GIVEN INSTRUCTION: Copy out all the records exactly.

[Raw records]
⟨

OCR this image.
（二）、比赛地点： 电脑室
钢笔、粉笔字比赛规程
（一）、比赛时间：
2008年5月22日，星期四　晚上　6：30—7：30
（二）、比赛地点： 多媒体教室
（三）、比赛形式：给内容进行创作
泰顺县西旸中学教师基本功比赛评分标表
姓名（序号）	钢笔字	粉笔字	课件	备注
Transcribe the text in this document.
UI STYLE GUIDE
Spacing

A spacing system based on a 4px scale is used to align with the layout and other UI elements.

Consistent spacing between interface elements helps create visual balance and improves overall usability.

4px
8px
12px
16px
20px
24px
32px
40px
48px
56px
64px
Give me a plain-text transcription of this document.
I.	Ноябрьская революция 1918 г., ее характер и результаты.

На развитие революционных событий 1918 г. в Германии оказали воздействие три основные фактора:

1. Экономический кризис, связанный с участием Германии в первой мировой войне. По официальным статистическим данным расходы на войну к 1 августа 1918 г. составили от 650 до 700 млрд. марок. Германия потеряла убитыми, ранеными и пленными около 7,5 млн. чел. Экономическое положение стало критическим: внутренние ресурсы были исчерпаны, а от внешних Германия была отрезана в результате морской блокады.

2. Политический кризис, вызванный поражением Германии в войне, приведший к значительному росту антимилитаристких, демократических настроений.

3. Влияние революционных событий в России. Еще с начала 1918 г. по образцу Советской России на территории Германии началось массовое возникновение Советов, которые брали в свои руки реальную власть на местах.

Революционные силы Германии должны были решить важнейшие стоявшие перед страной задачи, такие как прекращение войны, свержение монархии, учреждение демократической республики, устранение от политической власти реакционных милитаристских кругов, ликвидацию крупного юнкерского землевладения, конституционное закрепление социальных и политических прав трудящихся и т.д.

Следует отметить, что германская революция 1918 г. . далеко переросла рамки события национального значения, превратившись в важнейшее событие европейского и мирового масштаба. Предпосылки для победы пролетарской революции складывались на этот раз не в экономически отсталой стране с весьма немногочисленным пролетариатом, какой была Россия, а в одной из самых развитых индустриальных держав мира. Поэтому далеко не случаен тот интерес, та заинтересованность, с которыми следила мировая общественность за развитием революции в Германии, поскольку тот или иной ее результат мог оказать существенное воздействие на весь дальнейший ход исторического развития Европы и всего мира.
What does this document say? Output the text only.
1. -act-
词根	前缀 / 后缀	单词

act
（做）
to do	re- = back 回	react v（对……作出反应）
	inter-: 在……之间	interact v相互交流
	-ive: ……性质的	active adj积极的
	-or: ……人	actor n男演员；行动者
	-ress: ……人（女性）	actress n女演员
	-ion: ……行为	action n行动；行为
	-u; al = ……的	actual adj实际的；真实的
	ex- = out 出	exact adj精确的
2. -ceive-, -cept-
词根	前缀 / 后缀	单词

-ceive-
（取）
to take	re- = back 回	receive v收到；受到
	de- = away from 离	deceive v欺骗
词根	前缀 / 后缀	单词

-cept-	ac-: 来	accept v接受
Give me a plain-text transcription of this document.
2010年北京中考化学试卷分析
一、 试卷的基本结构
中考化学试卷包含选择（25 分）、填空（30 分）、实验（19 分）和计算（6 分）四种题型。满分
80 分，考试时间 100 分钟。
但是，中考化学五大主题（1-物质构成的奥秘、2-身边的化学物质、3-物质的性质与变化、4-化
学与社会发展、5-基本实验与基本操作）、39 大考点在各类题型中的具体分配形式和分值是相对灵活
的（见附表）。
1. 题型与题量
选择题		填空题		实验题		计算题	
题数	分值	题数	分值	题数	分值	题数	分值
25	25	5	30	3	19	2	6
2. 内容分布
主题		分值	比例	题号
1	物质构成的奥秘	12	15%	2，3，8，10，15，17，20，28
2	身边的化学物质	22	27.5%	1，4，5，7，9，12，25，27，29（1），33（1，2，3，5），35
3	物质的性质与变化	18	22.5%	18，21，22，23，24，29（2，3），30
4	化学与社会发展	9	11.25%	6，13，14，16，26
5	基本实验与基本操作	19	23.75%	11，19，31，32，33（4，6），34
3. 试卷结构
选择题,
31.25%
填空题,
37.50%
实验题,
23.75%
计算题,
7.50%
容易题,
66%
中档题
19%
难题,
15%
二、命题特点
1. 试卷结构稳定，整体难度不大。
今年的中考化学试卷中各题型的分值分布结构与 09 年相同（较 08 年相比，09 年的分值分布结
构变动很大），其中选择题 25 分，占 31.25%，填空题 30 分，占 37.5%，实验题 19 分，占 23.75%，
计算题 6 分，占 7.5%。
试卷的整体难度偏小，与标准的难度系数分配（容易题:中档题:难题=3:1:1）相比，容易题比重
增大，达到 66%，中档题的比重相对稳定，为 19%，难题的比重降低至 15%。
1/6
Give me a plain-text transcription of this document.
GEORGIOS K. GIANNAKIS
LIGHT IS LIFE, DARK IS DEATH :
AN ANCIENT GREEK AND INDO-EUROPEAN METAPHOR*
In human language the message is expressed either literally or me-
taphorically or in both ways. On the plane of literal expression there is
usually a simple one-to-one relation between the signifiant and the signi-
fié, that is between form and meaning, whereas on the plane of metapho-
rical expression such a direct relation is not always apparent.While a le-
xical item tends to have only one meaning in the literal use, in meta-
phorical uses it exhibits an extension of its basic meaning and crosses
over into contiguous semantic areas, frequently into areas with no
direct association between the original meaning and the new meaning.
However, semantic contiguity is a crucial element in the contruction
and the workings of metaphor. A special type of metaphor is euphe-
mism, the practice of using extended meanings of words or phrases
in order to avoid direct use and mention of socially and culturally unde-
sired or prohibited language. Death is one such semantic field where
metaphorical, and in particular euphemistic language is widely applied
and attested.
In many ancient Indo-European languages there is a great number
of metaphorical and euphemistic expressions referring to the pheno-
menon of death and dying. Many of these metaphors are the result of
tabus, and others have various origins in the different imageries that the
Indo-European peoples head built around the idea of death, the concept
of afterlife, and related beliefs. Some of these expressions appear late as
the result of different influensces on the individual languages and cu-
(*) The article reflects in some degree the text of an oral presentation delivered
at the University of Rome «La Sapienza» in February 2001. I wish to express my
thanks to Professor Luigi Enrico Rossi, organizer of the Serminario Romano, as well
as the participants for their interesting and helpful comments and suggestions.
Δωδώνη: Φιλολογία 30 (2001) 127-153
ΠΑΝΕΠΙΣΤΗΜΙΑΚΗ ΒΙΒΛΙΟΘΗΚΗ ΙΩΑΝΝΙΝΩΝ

⟩

SOLUTION TO THIS TASK:
OCR this image.
（二）、比赛地点： 电脑室
钢笔、粉笔字比赛规程
（一）、比赛时间：
2008年5月22日，星期四　晚上　6：30—7：30
（二）、比赛地点： 多媒体教室
（三）、比赛形式：给内容进行创作
泰顺县西旸中学教师基本功比赛评分标表
姓名（序号）	钢笔字	粉笔字	课件	备注
Transcribe the text in this document.
UI STYLE GUIDE
Spacing

A spacing system based on a 4px scale is used to align with the layout and other UI elements.

Consistent spacing between interface elements helps create visual balance and improves overall usability.

4px
8px
12px
16px
20px
24px
32px
40px
48px
56px
64px
Give me a plain-text transcription of this document.
I.	Ноябрьская революция 1918 г., ее характер и результаты.

На развитие революционных событий 1918 г. в Германии оказали воздействие три основные фактора:

1. Экономический кризис, связанный с участием Германии в первой мировой войне. По официальным статистическим данным расходы на войну к 1 августа 1918 г. составили от 650 до 700 млрд. марок. Германия потеряла убитыми, ранеными и пленными около 7,5 млн. чел. Экономическое положение стало критическим: внутренние ресурсы были исчерпаны, а от внешних Германия была отрезана в результате морской блокады.

2. Политический кризис, вызванный поражением Германии в войне, приведший к значительному росту антимилитаристких, демократических настроений.

3. Влияние революционных событий в России. Еще с начала 1918 г. по образцу Советской России на территории Германии началось массовое возникновение Советов, которые брали в свои руки реальную власть на местах.

Революционные силы Германии должны были решить важнейшие стоявшие перед страной задачи, такие как прекращение войны, свержение монархии, учреждение демократической республики, устранение от политической власти реакционных милитаристских кругов, ликвидацию крупного юнкерского землевладения, конституционное закрепление социальных и политических прав трудящихся и т.д.

Следует отметить, что германская революция 1918 г. . далеко переросла рамки события национального значения, превратившись в важнейшее событие европейского и мирового масштаба. Предпосылки для победы пролетарской революции складывались на этот раз не в экономически отсталой стране с весьма немногочисленным пролетариатом, какой была Россия, а в одной из самых развитых индустриальных держав мира. Поэтому далеко не случаен тот интерес, та заинтересованность, с которыми следила мировая общественность за развитием революции в Германии, поскольку тот или иной ее результат мог оказать существенное воздействие на весь дальнейший ход исторического развития Европы и всего мира.
What does this document say? Output the text only.
1. -act-
词根	前缀 / 后缀	单词

act
（做）
to do	re- = back 回	react v（对……作出反应）
	inter-: 在……之间	interact v相互交流
	-ive: ……性质的	active adj积极的
	-or: ……人	actor n男演员；行动者
	-ress: ……人（女性）	actress n女演员
	-ion: ……行为	action n行动；行为
	-u; al = ……的	actual adj实际的；真实的
	ex- = out 出	exact adj精确的
2. -ceive-, -cept-
词根	前缀 / 后缀	单词

-ceive-
（取）
to take	re- = back 回	receive v收到；受到
	de- = away from 离	deceive v欺骗
词根	前缀 / 后缀	单词

-cept-	ac-: 来	accept v接受
Give me a plain-text transcription of this document.
2010年北京中考化学试卷分析
一、 试卷的基本结构
中考化学试卷包含选择（25 分）、填空（30 分）、实验（19 分）和计算（6 分）四种题型。满分
80 分，考试时间 100 分钟。
但是，中考化学五大主题（1-物质构成的奥秘、2-身边的化学物质、3-物质的性质与变化、4-化
学与社会发展、5-基本实验与基本操作）、39 大考点在各类题型中的具体分配形式和分值是相对灵活
的（见附表）。
1. 题型与题量
选择题		填空题		实验题		计算题	
题数	分值	题数	分值	题数	分值	题数	分值
25	25	5	30	3	19	2	6
2. 内容分布
主题		分值	比例	题号
1	物质构成的奥秘	12	15%	2，3，8，10，15，17，20，28
2	身边的化学物质	22	27.5%	1，4，5，7，9，12，25，27，29（1），33（1，2，3，5），35
3	物质的性质与变化	18	22.5%	18，21，22，23，24，29（2，3），30
4	化学与社会发展	9	11.25%	6，13，14，16，26
5	基本实验与基本操作	19	23.75%	11，19，31，32，33（4，6），34
3. 试卷结构
选择题,
31.25%
填空题,
37.50%
实验题,
23.75%
计算题,
7.50%
容易题,
66%
中档题
19%
难题,
15%
二、命题特点
1. 试卷结构稳定，整体难度不大。
今年的中考化学试卷中各题型的分值分布结构与 09 年相同（较 08 年相比，09 年的分值分布结
构变动很大），其中选择题 25 分，占 31.25%，填空题 30 分，占 37.5%，实验题 19 分，占 23.75%，
计算题 6 分，占 7.5%。
试卷的整体难度偏小，与标准的难度系数分配（容易题:中档题:难题=3:1:1）相比，容易题比重
增大，达到 66%，中档题的比重相对稳定，为 19%，难题的比重降低至 15%。
1/6
Give me a plain-text transcription of this document.
GEORGIOS K. GIANNAKIS
LIGHT IS LIFE, DARK IS DEATH :
AN ANCIENT GREEK AND INDO-EUROPEAN METAPHOR*
In human language the message is expressed either literally or me-
taphorically or in both ways. On the plane of literal expression there is
usually a simple one-to-one relation between the signifiant and the signi-
fié, that is between form and meaning, whereas on the plane of metapho-
rical expression such a direct relation is not always apparent.While a le-
xical item tends to have only one meaning in the literal use, in meta-
phorical uses it exhibits an extension of its basic meaning and crosses
over into contiguous semantic areas, frequently into areas with no
direct association between the original meaning and the new meaning.
However, semantic contiguity is a crucial element in the contruction
and the workings of metaphor. A special type of metaphor is euphe-
mism, the practice of using extended meanings of words or phrases
in order to avoid direct use and mention of socially and culturally unde-
sired or prohibited language. Death is one such semantic field where
metaphorical, and in particular euphemistic language is widely applied
and attested.
In many ancient Indo-European languages there is a great number
of metaphorical and euphemistic expressions referring to the pheno-
menon of death and dying. Many of these metaphors are the result of
tabus, and others have various origins in the different imageries that the
Indo-European peoples head built around the idea of death, the concept
of afterlife, and related beliefs. Some of these expressions appear late as
the result of different influensces on the individual languages and cu-
(*) The article reflects in some degree the text of an oral presentation delivered
at the University of Rome «La Sapienza» in February 2001. I wish to express my
thanks to Professor Luigi Enrico Rossi, organizer of the Serminario Romano, as well
as the participants for their interesting and helpful comments and suggestions.
Δωδώνη: Φιλολογία 30 (2001) 127-153
ΠΑΝΕΠΙΣΤΗΜΙΑΚΗ ΒΙΒΛΙΟΘΗΚΗ ΙΩΑΝΝΙΝΩΝ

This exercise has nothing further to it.